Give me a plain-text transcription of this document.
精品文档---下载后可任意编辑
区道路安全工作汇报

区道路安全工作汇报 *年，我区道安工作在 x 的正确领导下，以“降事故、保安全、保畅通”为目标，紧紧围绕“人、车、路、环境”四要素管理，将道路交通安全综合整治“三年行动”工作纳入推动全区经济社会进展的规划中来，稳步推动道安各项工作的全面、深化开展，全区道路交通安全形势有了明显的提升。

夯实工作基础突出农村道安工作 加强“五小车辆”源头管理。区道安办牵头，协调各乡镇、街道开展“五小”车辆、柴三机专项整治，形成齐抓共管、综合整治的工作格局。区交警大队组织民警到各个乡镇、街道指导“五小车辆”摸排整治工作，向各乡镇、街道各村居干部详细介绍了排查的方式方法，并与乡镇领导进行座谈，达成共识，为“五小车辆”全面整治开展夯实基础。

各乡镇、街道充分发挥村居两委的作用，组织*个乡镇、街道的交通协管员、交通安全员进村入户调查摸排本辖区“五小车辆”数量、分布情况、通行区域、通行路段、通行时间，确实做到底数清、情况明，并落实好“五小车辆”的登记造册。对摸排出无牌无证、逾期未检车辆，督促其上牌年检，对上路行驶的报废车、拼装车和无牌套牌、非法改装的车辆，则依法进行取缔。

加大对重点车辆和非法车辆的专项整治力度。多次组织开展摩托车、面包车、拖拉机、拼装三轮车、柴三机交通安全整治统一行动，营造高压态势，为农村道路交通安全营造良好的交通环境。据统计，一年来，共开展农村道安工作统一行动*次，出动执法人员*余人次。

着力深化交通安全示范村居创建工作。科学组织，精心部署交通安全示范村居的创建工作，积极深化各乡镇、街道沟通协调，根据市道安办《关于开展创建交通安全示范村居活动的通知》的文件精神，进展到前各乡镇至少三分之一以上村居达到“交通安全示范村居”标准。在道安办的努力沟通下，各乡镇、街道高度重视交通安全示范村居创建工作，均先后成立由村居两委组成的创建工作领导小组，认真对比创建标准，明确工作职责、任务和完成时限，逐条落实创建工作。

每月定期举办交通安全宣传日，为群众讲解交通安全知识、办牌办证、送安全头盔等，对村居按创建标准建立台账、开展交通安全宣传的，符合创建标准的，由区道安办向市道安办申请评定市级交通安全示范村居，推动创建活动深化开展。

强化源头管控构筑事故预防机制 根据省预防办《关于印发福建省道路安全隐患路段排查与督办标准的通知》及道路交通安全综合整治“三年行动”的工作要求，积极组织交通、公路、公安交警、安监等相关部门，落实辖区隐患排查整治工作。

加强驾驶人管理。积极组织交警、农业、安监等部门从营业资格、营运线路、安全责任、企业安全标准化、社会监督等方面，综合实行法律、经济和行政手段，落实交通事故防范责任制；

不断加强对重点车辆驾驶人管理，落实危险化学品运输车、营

++++++++

> GIVEN REQUEST
Extract each line from the listing above, please, and repeat it exactly.

> WRITTEN ANSWER
Give me a plain-text transcription of this document.
精品文档---下载后可任意编辑
区道路安全工作汇报

区道路安全工作汇报 *年，我区道安工作在 x 的正确领导下，以“降事故、保安全、保畅通”为目标，紧紧围绕“人、车、路、环境”四要素管理，将道路交通安全综合整治“三年行动”工作纳入推动全区经济社会进展的规划中来，稳步推动道安各项工作的全面、深化开展，全区道路交通安全形势有了明显的提升。

夯实工作基础突出农村道安工作 加强“五小车辆”源头管理。区道安办牵头，协调各乡镇、街道开展“五小”车辆、柴三机专项整治，形成齐抓共管、综合整治的工作格局。区交警大队组织民警到各个乡镇、街道指导“五小车辆”摸排整治工作，向各乡镇、街道各村居干部详细介绍了排查的方式方法，并与乡镇领导进行座谈，达成共识，为“五小车辆”全面整治开展夯实基础。

各乡镇、街道充分发挥村居两委的作用，组织*个乡镇、街道的交通协管员、交通安全员进村入户调查摸排本辖区“五小车辆”数量、分布情况、通行区域、通行路段、通行时间，确实做到底数清、情况明，并落实好“五小车辆”的登记造册。对摸排出无牌无证、逾期未检车辆，督促其上牌年检，对上路行驶的报废车、拼装车和无牌套牌、非法改装的车辆，则依法进行取缔。

加大对重点车辆和非法车辆的专项整治力度。多次组织开展摩托车、面包车、拖拉机、拼装三轮车、柴三机交通安全整治统一行动，营造高压态势，为农村道路交通安全营造良好的交通环境。据统计，一年来，共开展农村道安工作统一行动*次，出动执法人员*余人次。

着力深化交通安全示范村居创建工作。科学组织，精心部署交通安全示范村居的创建工作，积极深化各乡镇、街道沟通协调，根据市道安办《关于开展创建交通安全示范村居活动的通知》的文件精神，进展到前各乡镇至少三分之一以上村居达到“交通安全示范村居”标准。在道安办的努力沟通下，各乡镇、街道高度重视交通安全示范村居创建工作，均先后成立由村居两委组成的创建工作领导小组，认真对比创建标准，明确工作职责、任务和完成时限，逐条落实创建工作。

每月定期举办交通安全宣传日，为群众讲解交通安全知识、办牌办证、送安全头盔等，对村居按创建标准建立台账、开展交通安全宣传的，符合创建标准的，由区道安办向市道安办申请评定市级交通安全示范村居，推动创建活动深化开展。

强化源头管控构筑事故预防机制 根据省预防办《关于印发福建省道路安全隐患路段排查与督办标准的通知》及道路交通安全综合整治“三年行动”的工作要求，积极组织交通、公路、公安交警、安监等相关部门，落实辖区隐患排查整治工作。

加强驾驶人管理。积极组织交警、农业、安监等部门从营业资格、营运线路、安全责任、企业安全标准化、社会监督等方面，综合实行法律、经济和行政手段，落实交通事故防范责任制；

不断加强对重点车辆驾驶人管理，落实危险化学品运输车、营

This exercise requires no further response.